## Work to be completed:
Find every line of the listing below where "University" appears, and copy it.

Items from a figure collection
☆ ☆ ☆
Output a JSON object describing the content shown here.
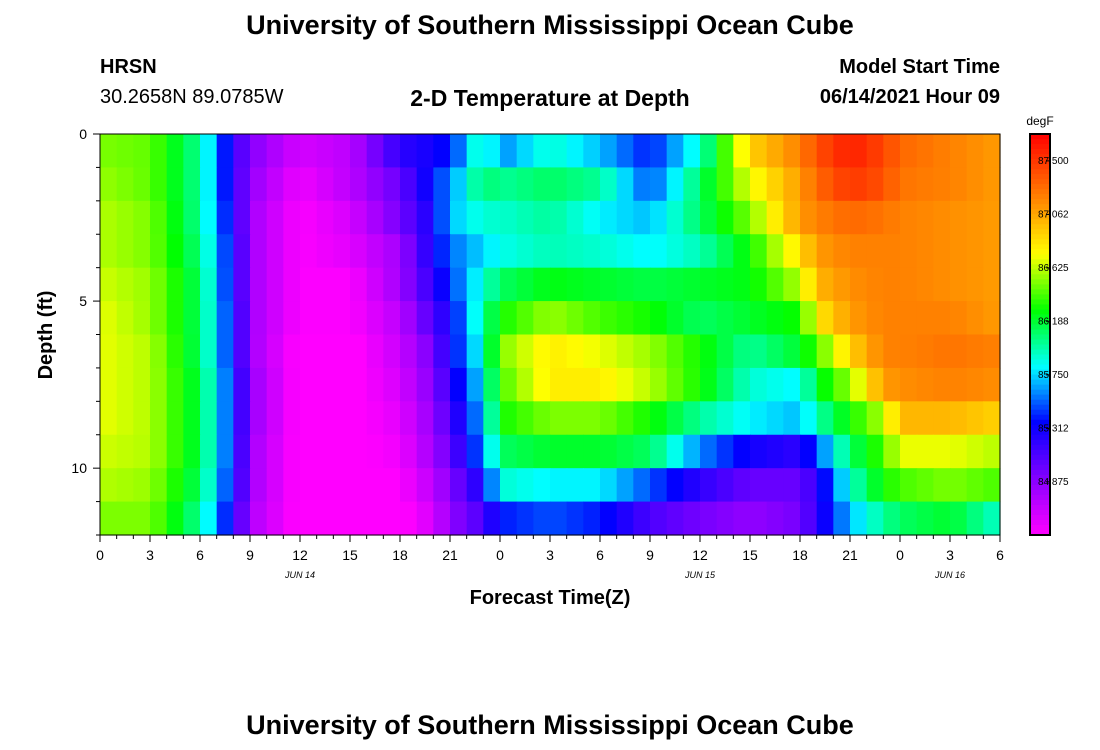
{
  "page": {
    "title_top": "University of Southern Mississippi Ocean Cube",
    "title_bottom": "University of Southern Mississippi Ocean Cube",
    "station_name": "HRSN",
    "station_coords": "30.2658N  89.0785W",
    "plot_title": "2-D Temperature at Depth",
    "model_start_label": "Model Start Time",
    "model_start_value": "06/14/2021 Hour 09"
  },
  "chart_data": {
    "type": "heatmap",
    "title": "2-D Temperature at Depth",
    "xlabel": "Forecast Time(Z)",
    "ylabel": "Depth (ft)",
    "x_tick_labels": [
      "0",
      "3",
      "6",
      "9",
      "12",
      "15",
      "18",
      "21",
      "0",
      "3",
      "6",
      "9",
      "12",
      "15",
      "18",
      "21",
      "0",
      "3",
      "6"
    ],
    "date_labels": [
      "JUN 14",
      "JUN 15",
      "JUN 16"
    ],
    "y_tick_labels": [
      "0",
      "5",
      "10"
    ],
    "y_range": [
      0,
      12
    ],
    "x_range_hours": [
      0,
      54
    ],
    "colorbar": {
      "unit": "degF",
      "tick_labels": [
        "87.500",
        "87.062",
        "86.625",
        "86.188",
        "85.750",
        "85.312",
        "84.875"
      ],
      "min": 84.44,
      "max": 87.72
    },
    "depths": [
      0.5,
      1.5,
      2.5,
      3.5,
      4.5,
      5.5,
      6.5,
      7.5,
      8.5,
      9.5,
      10.5,
      11.5
    ],
    "key_times_hours": [
      0,
      3,
      6,
      8,
      9,
      12,
      15,
      18,
      20,
      21,
      23,
      24,
      27,
      30,
      33,
      36,
      39,
      42,
      43,
      45,
      47,
      48,
      51,
      54
    ],
    "values": [
      [
        86.5,
        86.45,
        86.0,
        85.2,
        84.9,
        84.6,
        84.7,
        85.2,
        85.3,
        85.4,
        86.0,
        85.6,
        85.9,
        85.7,
        85.4,
        85.9,
        86.9,
        87.2,
        87.4,
        87.6,
        87.45,
        87.3,
        87.2,
        87.1
      ],
      [
        86.55,
        86.45,
        86.0,
        85.2,
        84.85,
        84.5,
        84.7,
        85.0,
        85.4,
        85.6,
        86.1,
        86.0,
        86.1,
        86.0,
        85.5,
        86.1,
        86.7,
        87.1,
        87.3,
        87.5,
        87.4,
        87.25,
        87.2,
        87.1
      ],
      [
        86.6,
        86.5,
        86.0,
        85.25,
        84.8,
        84.45,
        84.6,
        84.95,
        85.3,
        85.7,
        85.9,
        85.9,
        86.0,
        85.8,
        85.7,
        86.1,
        86.5,
        87.1,
        87.2,
        87.3,
        87.25,
        87.2,
        87.15,
        87.1
      ],
      [
        86.6,
        86.5,
        86.05,
        85.3,
        84.8,
        84.45,
        84.55,
        84.8,
        85.3,
        85.55,
        85.75,
        85.85,
        85.95,
        85.9,
        85.8,
        85.95,
        86.3,
        86.85,
        87.1,
        87.2,
        87.2,
        87.2,
        87.15,
        87.1
      ],
      [
        86.65,
        86.55,
        86.1,
        85.3,
        84.8,
        84.45,
        84.45,
        84.8,
        85.2,
        85.45,
        85.9,
        86.1,
        86.25,
        86.2,
        86.15,
        86.2,
        86.25,
        86.6,
        87.0,
        87.15,
        87.2,
        87.2,
        87.15,
        87.1
      ],
      [
        86.7,
        86.55,
        86.1,
        85.35,
        84.8,
        84.45,
        84.45,
        84.7,
        85.1,
        85.3,
        86.0,
        86.3,
        86.55,
        86.4,
        86.3,
        86.1,
        86.2,
        86.3,
        86.8,
        87.1,
        87.2,
        87.2,
        87.2,
        87.1
      ],
      [
        86.7,
        86.6,
        86.1,
        85.35,
        84.8,
        84.4,
        84.4,
        84.65,
        84.95,
        85.3,
        85.9,
        86.5,
        86.8,
        86.7,
        86.55,
        86.3,
        86.0,
        86.2,
        86.4,
        86.9,
        87.2,
        87.2,
        87.25,
        87.2
      ],
      [
        86.7,
        86.6,
        86.15,
        85.4,
        84.85,
        84.4,
        84.4,
        84.6,
        84.9,
        85.2,
        85.8,
        86.4,
        86.8,
        86.8,
        86.6,
        86.3,
        85.9,
        85.8,
        86.2,
        86.55,
        87.1,
        87.15,
        87.2,
        87.15
      ],
      [
        86.7,
        86.6,
        86.15,
        85.4,
        84.85,
        84.4,
        84.4,
        84.55,
        84.85,
        85.1,
        85.7,
        86.3,
        86.5,
        86.5,
        86.3,
        86.0,
        85.8,
        85.7,
        85.95,
        86.3,
        86.6,
        87.0,
        87.0,
        86.9
      ],
      [
        86.65,
        86.6,
        86.15,
        85.4,
        84.8,
        84.4,
        84.4,
        84.5,
        84.8,
        85.0,
        85.6,
        86.1,
        86.2,
        86.2,
        86.1,
        85.6,
        85.3,
        85.2,
        85.5,
        86.1,
        86.4,
        86.7,
        86.7,
        86.6
      ],
      [
        86.6,
        86.55,
        86.1,
        85.35,
        84.8,
        84.4,
        84.4,
        84.45,
        84.7,
        84.9,
        85.3,
        85.9,
        85.8,
        85.8,
        85.5,
        85.2,
        85.0,
        85.0,
        85.2,
        85.9,
        86.3,
        86.4,
        86.5,
        86.4
      ],
      [
        86.5,
        86.5,
        86.0,
        85.25,
        84.75,
        84.4,
        84.4,
        84.4,
        84.6,
        84.85,
        85.1,
        85.4,
        85.5,
        85.4,
        85.1,
        84.95,
        84.85,
        84.95,
        85.2,
        85.7,
        86.0,
        86.1,
        86.2,
        85.9
      ]
    ]
  }
}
☆ ☆ ☆
## The output:
    "title_top": "University of Southern Mississippi Ocean Cube",
    "title_bottom": "University of Southern Mississippi Ocean Cube",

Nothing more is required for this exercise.